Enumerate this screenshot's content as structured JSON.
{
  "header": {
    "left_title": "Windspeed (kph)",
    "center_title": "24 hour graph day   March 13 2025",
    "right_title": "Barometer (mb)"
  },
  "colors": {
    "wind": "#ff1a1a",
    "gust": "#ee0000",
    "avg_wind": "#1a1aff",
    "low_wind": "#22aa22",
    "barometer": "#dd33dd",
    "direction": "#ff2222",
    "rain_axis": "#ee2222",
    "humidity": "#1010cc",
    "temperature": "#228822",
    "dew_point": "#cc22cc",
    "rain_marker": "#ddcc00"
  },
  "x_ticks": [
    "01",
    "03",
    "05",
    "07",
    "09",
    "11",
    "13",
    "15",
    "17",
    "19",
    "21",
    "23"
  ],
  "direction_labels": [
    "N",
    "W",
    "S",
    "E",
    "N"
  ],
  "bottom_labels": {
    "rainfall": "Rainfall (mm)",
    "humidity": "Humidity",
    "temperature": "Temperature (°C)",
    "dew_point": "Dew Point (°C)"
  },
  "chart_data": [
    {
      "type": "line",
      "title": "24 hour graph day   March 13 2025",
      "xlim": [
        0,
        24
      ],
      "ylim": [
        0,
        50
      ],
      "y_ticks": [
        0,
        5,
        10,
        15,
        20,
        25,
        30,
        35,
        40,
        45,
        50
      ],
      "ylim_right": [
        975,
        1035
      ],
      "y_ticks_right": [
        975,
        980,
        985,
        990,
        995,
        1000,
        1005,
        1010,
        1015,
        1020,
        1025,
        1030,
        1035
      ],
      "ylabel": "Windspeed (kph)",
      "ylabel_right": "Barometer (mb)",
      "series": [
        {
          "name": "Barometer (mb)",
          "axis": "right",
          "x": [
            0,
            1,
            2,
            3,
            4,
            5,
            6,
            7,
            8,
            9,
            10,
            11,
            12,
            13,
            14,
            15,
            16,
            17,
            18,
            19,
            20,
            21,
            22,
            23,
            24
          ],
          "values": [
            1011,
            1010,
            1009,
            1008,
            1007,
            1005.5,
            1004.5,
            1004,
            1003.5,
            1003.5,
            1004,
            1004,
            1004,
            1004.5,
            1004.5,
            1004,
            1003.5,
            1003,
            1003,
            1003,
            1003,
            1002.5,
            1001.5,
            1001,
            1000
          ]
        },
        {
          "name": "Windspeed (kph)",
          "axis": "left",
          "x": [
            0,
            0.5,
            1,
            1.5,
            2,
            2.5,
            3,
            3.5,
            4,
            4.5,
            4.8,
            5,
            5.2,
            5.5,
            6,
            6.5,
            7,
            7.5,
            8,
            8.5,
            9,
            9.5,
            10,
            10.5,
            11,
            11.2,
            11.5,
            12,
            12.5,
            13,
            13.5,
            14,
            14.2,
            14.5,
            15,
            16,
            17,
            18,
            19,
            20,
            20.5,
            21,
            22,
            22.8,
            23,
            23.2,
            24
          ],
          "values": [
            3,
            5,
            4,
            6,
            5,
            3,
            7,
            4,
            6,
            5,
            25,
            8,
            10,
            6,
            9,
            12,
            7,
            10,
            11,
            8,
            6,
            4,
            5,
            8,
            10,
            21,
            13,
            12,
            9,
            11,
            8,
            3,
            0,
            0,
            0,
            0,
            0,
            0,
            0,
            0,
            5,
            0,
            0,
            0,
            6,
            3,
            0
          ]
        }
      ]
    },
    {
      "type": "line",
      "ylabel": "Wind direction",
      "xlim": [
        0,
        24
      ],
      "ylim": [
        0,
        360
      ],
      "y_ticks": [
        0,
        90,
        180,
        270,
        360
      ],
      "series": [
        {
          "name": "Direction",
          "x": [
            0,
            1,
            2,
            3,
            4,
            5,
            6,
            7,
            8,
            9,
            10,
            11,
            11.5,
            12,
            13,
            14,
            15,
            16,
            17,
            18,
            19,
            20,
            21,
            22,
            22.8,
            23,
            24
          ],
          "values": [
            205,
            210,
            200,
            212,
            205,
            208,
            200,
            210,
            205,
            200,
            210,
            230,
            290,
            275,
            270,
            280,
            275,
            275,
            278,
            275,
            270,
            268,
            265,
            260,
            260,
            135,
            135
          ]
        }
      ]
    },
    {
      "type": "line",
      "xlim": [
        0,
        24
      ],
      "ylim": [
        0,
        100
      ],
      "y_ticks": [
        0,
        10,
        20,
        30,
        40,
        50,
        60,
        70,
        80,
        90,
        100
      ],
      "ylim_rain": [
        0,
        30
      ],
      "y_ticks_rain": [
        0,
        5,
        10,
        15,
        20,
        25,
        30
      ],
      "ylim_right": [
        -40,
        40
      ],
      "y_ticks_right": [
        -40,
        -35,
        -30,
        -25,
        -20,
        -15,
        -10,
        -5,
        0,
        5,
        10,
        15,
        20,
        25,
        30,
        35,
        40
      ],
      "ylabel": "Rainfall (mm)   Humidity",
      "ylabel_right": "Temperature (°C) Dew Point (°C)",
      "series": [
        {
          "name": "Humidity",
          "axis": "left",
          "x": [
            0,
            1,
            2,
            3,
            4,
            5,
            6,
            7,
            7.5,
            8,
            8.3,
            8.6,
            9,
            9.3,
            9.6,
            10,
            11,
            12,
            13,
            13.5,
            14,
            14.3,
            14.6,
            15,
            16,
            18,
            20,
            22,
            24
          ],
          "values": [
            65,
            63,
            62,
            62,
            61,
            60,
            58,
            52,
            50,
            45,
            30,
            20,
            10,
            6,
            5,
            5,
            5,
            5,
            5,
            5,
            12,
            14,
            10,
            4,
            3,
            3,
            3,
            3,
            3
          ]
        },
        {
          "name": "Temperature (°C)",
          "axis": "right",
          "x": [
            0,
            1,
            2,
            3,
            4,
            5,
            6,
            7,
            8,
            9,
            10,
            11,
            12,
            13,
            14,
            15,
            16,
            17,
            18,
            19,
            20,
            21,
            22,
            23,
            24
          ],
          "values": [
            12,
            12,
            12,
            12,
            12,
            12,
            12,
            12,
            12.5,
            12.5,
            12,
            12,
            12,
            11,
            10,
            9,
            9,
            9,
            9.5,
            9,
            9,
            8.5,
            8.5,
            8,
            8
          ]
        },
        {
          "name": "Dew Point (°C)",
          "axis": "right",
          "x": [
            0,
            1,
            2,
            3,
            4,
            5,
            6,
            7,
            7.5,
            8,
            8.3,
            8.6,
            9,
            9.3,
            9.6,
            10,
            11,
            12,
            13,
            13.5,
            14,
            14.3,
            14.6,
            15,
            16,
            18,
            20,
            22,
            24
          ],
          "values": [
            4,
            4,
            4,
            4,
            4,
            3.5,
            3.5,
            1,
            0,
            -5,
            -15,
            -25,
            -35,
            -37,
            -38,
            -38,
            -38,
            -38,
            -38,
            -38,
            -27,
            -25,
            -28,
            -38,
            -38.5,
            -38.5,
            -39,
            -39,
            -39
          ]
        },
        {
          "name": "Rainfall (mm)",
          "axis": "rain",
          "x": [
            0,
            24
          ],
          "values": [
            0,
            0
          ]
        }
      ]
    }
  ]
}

****************************************

= Problem statement =
Would you give the material above again, complete and exact?

= Exercise answer =
Enumerate this screenshot's content as structured JSON.
{
  "header": {
    "left_title": "Windspeed (kph)",
    "center_title": "24 hour graph day   March 13 2025",
    "right_title": "Barometer (mb)"
  },
  "colors": {
    "wind": "#ff1a1a",
    "gust": "#ee0000",
    "avg_wind": "#1a1aff",
    "low_wind": "#22aa22",
    "barometer": "#dd33dd",
    "direction": "#ff2222",
    "rain_axis": "#ee2222",
    "humidity": "#1010cc",
    "temperature": "#228822",
    "dew_point": "#cc22cc",
    "rain_marker": "#ddcc00"
  },
  "x_ticks": [
    "01",
    "03",
    "05",
    "07",
    "09",
    "11",
    "13",
    "15",
    "17",
    "19",
    "21",
    "23"
  ],
  "direction_labels": [
    "N",
    "W",
    "S",
    "E",
    "N"
  ],
  "bottom_labels": {
    "rainfall": "Rainfall (mm)",
    "humidity": "Humidity",
    "temperature": "Temperature (°C)",
    "dew_point": "Dew Point (°C)"
  },
  "chart_data": [
    {
      "type": "line",
      "title": "24 hour graph day   March 13 2025",
      "xlim": [
        0,
        24
      ],
      "ylim": [
        0,
        50
      ],
      "y_ticks": [
        0,
        5,
        10,
        15,
        20,
        25,
        30,
        35,
        40,
        45,
        50
      ],
      "ylim_right": [
        975,
        1035
      ],
      "y_ticks_right": [
        975,
        980,
        985,
        990,
        995,
        1000,
        1005,
        1010,
        1015,
        1020,
        1025,
        1030,
        1035
      ],
      "ylabel": "Windspeed (kph)",
      "ylabel_right": "Barometer (mb)",
      "series": [
        {
          "name": "Barometer (mb)",
          "axis": "right",
          "x": [
            0,
            1,
            2,
            3,
            4,
            5,
            6,
            7,
            8,
            9,
            10,
            11,
            12,
            13,
            14,
            15,
            16,
            17,
            18,
            19,
            20,
            21,
            22,
            23,
            24
          ],
          "values": [
            1011,
            1010,
            1009,
            1008,
            1007,
            1005.5,
            1004.5,
            1004,
            1003.5,
            1003.5,
            1004,
            1004,
            1004,
            1004.5,
            1004.5,
            1004,
            1003.5,
            1003,
            1003,
            1003,
            1003,
            1002.5,
            1001.5,
            1001,
            1000
          ]
        },
        {
          "name": "Windspeed (kph)",
          "axis": "left",
          "x": [
            0,
            0.5,
            1,
            1.5,
            2,
            2.5,
            3,
            3.5,
            4,
            4.5,
            4.8,
            5,
            5.2,
            5.5,
            6,
            6.5,
            7,
            7.5,
            8,
            8.5,
            9,
            9.5,
            10,
            10.5,
            11,
            11.2,
            11.5,
            12,
            12.5,
            13,
            13.5,
            14,
            14.2,
            14.5,
            15,
            16,
            17,
            18,
            19,
            20,
            20.5,
            21,
            22,
            22.8,
            23,
            23.2,
            24
          ],
          "values": [
            3,
            5,
            4,
            6,
            5,
            3,
            7,
            4,
            6,
            5,
            25,
            8,
            10,
            6,
            9,
            12,
            7,
            10,
            11,
            8,
            6,
            4,
            5,
            8,
            10,
            21,
            13,
            12,
            9,
            11,
            8,
            3,
            0,
            0,
            0,
            0,
            0,
            0,
            0,
            0,
            5,
            0,
            0,
            0,
            6,
            3,
            0
          ]
        }
      ]
    },
    {
      "type": "line",
      "ylabel": "Wind direction",
      "xlim": [
        0,
        24
      ],
      "ylim": [
        0,
        360
      ],
      "y_ticks": [
        0,
        90,
        180,
        270,
        360
      ],
      "series": [
        {
          "name": "Direction",
          "x": [
            0,
            1,
            2,
            3,
            4,
            5,
            6,
            7,
            8,
            9,
            10,
            11,
            11.5,
            12,
            13,
            14,
            15,
            16,
            17,
            18,
            19,
            20,
            21,
            22,
            22.8,
            23,
            24
          ],
          "values": [
            205,
            210,
            200,
            212,
            205,
            208,
            200,
            210,
            205,
            200,
            210,
            230,
            290,
            275,
            270,
            280,
            275,
            275,
            278,
            275,
            270,
            268,
            265,
            260,
            260,
            135,
            135
          ]
        }
      ]
    },
    {
      "type": "line",
      "xlim": [
        0,
        24
      ],
      "ylim": [
        0,
        100
      ],
      "y_ticks": [
        0,
        10,
        20,
        30,
        40,
        50,
        60,
        70,
        80,
        90,
        100
      ],
      "ylim_rain": [
        0,
        30
      ],
      "y_ticks_rain": [
        0,
        5,
        10,
        15,
        20,
        25,
        30
      ],
      "ylim_right": [
        -40,
        40
      ],
      "y_ticks_right": [
        -40,
        -35,
        -30,
        -25,
        -20,
        -15,
        -10,
        -5,
        0,
        5,
        10,
        15,
        20,
        25,
        30,
        35,
        40
      ],
      "ylabel": "Rainfall (mm)   Humidity",
      "ylabel_right": "Temperature (°C) Dew Point (°C)",
      "series": [
        {
          "name": "Humidity",
          "axis": "left",
          "x": [
            0,
            1,
            2,
            3,
            4,
            5,
            6,
            7,
            7.5,
            8,
            8.3,
            8.6,
            9,
            9.3,
            9.6,
            10,
            11,
            12,
            13,
            13.5,
            14,
            14.3,
            14.6,
            15,
            16,
            18,
            20,
            22,
            24
          ],
          "values": [
            65,
            63,
            62,
            62,
            61,
            60,
            58,
            52,
            50,
            45,
            30,
            20,
            10,
            6,
            5,
            5,
            5,
            5,
            5,
            5,
            12,
            14,
            10,
            4,
            3,
            3,
            3,
            3,
            3
          ]
        },
        {
          "name": "Temperature (°C)",
          "axis": "right",
          "x": [
            0,
            1,
            2,
            3,
            4,
            5,
            6,
            7,
            8,
            9,
            10,
            11,
            12,
            13,
            14,
            15,
            16,
            17,
            18,
            19,
            20,
            21,
            22,
            23,
            24
          ],
          "values": [
            12,
            12,
            12,
            12,
            12,
            12,
            12,
            12,
            12.5,
            12.5,
            12,
            12,
            12,
            11,
            10,
            9,
            9,
            9,
            9.5,
            9,
            9,
            8.5,
            8.5,
            8,
            8
          ]
        },
        {
          "name": "Dew Point (°C)",
          "axis": "right",
          "x": [
            0,
            1,
            2,
            3,
            4,
            5,
            6,
            7,
            7.5,
            8,
            8.3,
            8.6,
            9,
            9.3,
            9.6,
            10,
            11,
            12,
            13,
            13.5,
            14,
            14.3,
            14.6,
            15,
            16,
            18,
            20,
            22,
            24
          ],
          "values": [
            4,
            4,
            4,
            4,
            4,
            3.5,
            3.5,
            1,
            0,
            -5,
            -15,
            -25,
            -35,
            -37,
            -38,
            -38,
            -38,
            -38,
            -38,
            -38,
            -27,
            -25,
            -28,
            -38,
            -38.5,
            -38.5,
            -39,
            -39,
            -39
          ]
        },
        {
          "name": "Rainfall (mm)",
          "axis": "rain",
          "x": [
            0,
            24
          ],
          "values": [
            0,
            0
          ]
        }
      ]
    }
  ]
}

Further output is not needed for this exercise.